§ Problem statement
Extract all lines from the data beneath that include the word "huge".

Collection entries
____
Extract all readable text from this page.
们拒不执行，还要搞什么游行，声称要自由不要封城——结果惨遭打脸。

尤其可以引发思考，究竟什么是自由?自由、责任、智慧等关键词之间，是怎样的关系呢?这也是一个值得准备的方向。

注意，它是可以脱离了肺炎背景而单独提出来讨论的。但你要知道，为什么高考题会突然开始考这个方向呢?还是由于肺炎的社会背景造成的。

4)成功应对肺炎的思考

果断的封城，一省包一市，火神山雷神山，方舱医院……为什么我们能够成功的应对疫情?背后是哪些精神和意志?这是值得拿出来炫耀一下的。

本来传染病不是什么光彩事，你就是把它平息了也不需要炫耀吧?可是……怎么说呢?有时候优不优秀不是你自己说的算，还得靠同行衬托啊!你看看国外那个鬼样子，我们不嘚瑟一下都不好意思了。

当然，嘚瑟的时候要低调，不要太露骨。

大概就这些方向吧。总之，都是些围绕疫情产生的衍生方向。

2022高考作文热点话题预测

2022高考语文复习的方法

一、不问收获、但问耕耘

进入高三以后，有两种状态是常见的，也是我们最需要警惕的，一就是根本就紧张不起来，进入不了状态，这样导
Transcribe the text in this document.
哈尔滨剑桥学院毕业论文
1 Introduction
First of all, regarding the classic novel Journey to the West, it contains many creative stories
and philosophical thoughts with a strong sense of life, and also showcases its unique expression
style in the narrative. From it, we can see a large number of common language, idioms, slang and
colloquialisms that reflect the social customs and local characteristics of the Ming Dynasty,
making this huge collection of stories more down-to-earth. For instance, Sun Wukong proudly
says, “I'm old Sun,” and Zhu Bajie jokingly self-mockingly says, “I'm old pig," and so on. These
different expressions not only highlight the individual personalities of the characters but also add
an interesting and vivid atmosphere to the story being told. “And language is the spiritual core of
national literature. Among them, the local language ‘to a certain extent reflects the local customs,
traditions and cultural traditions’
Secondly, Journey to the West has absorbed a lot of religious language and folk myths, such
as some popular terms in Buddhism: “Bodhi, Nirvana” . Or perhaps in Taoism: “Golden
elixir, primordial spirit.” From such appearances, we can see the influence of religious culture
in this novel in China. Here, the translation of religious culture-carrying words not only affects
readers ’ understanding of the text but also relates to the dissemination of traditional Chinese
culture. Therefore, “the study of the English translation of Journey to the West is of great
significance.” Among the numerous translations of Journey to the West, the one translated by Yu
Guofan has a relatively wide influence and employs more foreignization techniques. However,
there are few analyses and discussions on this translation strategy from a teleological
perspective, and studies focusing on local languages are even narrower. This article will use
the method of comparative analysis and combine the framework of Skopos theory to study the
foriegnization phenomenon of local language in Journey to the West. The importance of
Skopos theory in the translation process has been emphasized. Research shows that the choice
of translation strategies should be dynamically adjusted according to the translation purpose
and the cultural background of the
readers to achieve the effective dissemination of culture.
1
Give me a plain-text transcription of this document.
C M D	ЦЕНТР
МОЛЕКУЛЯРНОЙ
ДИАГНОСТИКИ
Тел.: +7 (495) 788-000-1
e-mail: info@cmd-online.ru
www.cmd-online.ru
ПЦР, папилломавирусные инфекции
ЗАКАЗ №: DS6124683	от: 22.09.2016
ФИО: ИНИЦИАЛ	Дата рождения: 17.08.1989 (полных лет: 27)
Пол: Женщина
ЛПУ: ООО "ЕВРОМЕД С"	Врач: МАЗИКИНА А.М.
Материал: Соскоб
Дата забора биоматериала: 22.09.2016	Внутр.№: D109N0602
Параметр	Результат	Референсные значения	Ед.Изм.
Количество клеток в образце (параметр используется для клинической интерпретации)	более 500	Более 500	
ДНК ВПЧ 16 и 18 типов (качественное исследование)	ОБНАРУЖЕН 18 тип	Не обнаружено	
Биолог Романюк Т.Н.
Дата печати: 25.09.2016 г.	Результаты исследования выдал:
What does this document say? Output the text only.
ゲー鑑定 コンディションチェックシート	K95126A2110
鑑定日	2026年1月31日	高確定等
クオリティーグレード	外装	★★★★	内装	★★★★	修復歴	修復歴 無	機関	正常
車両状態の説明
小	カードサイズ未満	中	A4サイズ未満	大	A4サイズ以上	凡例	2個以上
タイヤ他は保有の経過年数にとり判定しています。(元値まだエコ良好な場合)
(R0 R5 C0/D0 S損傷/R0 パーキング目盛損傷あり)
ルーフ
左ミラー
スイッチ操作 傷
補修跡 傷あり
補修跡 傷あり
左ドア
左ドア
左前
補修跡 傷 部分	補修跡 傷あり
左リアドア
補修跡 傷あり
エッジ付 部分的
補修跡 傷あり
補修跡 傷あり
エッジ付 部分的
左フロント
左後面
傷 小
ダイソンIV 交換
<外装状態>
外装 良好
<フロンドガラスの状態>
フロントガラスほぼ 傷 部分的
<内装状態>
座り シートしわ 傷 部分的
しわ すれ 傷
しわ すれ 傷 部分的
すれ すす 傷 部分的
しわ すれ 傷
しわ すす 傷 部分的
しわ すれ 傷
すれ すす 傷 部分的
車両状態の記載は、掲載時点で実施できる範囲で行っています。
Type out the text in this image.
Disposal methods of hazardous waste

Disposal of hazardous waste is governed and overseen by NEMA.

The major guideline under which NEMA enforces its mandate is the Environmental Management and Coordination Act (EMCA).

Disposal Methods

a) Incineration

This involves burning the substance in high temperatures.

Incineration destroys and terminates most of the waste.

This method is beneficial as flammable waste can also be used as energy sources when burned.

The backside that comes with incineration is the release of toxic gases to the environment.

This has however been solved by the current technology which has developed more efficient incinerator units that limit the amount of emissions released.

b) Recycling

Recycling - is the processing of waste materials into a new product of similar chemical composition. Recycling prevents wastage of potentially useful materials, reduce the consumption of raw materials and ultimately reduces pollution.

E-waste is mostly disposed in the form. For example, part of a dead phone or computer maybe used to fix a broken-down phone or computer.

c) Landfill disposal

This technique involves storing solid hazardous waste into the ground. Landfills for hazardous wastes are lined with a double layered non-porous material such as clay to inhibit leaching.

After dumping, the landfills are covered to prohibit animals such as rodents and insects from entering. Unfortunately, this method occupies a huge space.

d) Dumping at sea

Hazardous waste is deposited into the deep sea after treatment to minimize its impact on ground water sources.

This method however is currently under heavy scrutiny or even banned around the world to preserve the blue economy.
____
§ Exercise solution
making this huge collection of stories more down-to-earth. For instance, Sun Wukong proudly
After dumping, the landfills are covered to prohibit animals such as rodents and insects from entering. Unfortunately, this method occupies a huge space.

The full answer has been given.